To do
In the material below, identify each line bearing the word "JSON". Reproduce those lines.

____ Record extracts

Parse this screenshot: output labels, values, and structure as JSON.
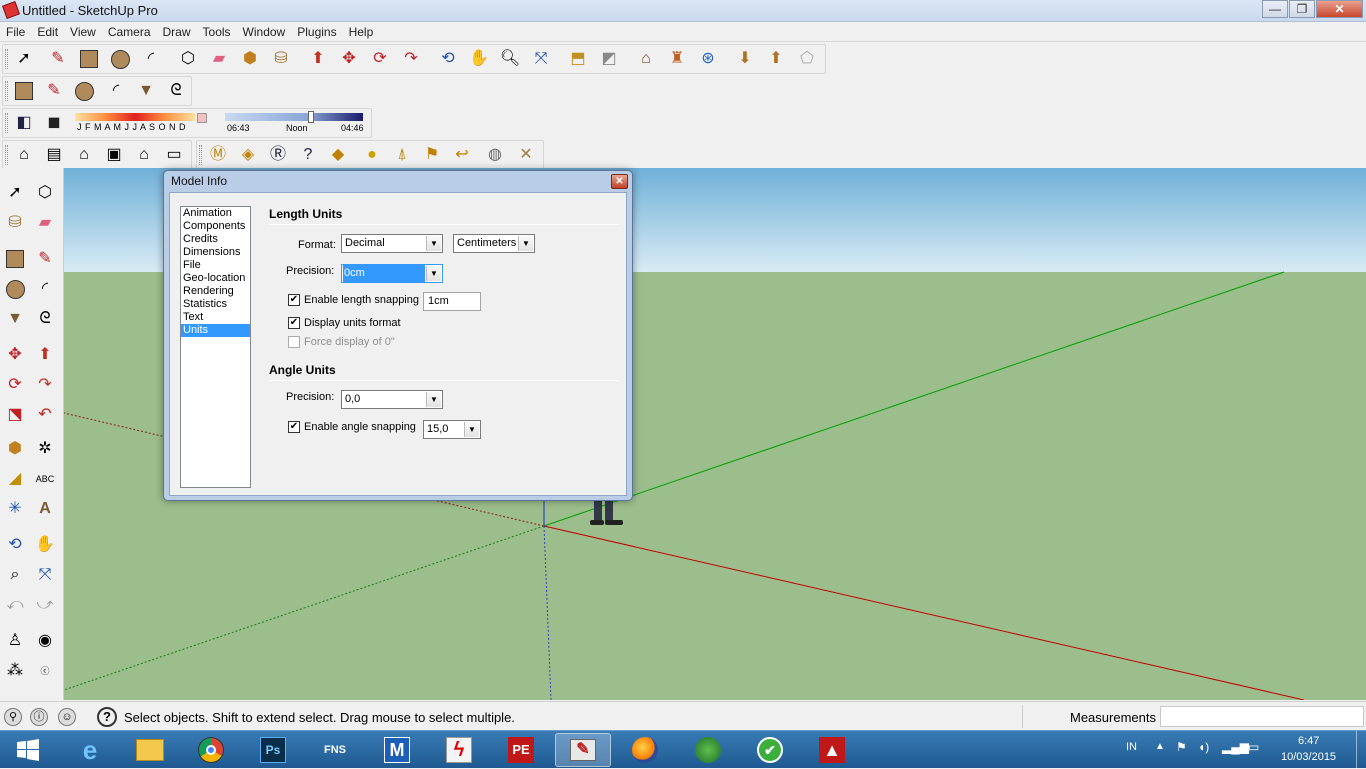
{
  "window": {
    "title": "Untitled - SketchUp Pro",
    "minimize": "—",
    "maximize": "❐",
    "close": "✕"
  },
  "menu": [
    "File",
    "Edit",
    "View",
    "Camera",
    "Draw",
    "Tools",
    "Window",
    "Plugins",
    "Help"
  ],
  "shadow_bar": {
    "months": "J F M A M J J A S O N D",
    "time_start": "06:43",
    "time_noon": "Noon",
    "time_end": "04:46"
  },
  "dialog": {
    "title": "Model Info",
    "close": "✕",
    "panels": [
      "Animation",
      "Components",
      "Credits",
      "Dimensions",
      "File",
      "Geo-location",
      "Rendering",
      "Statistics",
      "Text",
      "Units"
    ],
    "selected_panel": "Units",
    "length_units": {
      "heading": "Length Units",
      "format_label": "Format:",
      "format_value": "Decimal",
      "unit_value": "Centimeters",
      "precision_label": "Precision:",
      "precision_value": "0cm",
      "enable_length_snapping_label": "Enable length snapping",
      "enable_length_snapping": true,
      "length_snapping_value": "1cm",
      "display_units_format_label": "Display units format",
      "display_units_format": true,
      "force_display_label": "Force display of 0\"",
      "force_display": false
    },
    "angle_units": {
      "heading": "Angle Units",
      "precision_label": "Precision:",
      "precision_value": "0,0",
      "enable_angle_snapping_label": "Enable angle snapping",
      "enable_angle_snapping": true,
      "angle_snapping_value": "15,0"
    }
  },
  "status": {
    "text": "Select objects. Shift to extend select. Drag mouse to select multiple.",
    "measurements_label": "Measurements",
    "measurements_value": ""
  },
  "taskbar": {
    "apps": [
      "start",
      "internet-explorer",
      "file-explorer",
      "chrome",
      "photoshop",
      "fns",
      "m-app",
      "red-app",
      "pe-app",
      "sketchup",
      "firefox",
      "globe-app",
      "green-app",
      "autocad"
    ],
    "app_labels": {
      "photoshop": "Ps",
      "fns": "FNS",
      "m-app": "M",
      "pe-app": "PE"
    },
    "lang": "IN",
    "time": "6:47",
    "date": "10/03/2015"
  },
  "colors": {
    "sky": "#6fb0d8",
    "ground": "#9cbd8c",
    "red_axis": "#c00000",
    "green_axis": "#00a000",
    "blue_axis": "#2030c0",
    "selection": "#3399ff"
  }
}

________
____ Record extracts

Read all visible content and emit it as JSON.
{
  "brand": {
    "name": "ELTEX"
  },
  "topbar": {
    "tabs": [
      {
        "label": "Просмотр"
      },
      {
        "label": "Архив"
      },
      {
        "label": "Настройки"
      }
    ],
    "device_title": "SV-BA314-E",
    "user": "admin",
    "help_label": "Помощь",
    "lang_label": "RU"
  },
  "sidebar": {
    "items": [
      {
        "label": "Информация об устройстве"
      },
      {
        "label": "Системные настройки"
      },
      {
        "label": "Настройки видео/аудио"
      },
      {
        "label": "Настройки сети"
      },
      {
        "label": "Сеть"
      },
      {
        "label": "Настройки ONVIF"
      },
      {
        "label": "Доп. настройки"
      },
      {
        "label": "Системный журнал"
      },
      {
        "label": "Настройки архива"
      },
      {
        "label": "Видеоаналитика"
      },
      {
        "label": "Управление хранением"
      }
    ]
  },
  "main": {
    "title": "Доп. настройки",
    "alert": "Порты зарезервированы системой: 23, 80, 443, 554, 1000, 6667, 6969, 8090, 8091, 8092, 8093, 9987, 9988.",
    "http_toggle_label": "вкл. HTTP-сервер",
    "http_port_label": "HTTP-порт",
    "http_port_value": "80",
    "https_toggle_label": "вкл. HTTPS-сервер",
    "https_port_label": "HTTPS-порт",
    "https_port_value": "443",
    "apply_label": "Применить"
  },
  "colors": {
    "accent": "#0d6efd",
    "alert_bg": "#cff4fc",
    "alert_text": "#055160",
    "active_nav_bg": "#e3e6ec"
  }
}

________
____ Record extracts

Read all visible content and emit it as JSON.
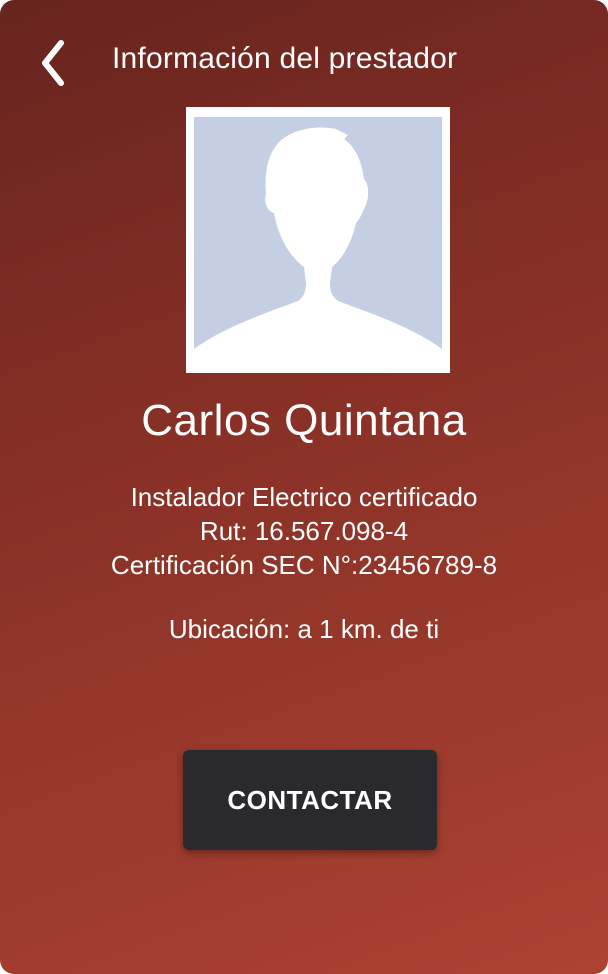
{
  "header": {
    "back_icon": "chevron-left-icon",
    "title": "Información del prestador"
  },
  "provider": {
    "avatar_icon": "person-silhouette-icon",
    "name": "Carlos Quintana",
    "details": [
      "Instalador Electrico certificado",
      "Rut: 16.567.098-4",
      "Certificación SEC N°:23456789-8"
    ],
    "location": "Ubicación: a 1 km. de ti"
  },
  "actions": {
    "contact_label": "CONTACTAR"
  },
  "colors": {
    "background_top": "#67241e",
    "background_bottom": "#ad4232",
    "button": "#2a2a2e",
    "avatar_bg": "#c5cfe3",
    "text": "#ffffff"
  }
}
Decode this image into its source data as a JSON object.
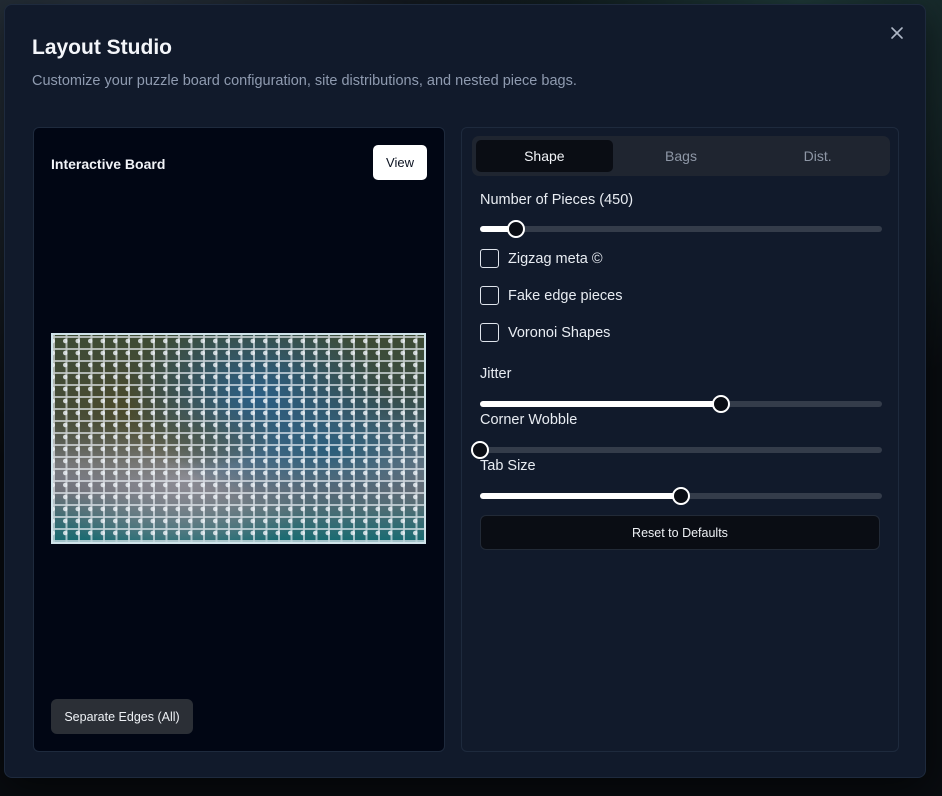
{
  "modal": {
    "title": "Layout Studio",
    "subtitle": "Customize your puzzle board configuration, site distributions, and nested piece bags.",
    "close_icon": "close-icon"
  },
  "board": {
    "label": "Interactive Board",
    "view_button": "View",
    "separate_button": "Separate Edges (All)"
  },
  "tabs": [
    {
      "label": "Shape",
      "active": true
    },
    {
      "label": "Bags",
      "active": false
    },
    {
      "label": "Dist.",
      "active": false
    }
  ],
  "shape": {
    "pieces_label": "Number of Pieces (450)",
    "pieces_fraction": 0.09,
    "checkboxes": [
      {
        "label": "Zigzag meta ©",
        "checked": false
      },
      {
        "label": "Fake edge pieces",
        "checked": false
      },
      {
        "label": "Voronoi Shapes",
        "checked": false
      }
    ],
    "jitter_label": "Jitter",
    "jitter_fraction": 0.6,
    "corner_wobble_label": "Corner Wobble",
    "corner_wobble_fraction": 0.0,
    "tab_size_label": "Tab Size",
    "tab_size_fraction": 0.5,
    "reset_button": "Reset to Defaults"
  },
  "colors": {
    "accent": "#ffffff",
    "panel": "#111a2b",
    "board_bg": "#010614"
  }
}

________

Full answer
Parse this screenshot: output labels, values, and structure as JSON.
Read all visible content and emit it as JSON.
Read all visible content and emit it as JSON.
Decode this image into its source data as a JSON object.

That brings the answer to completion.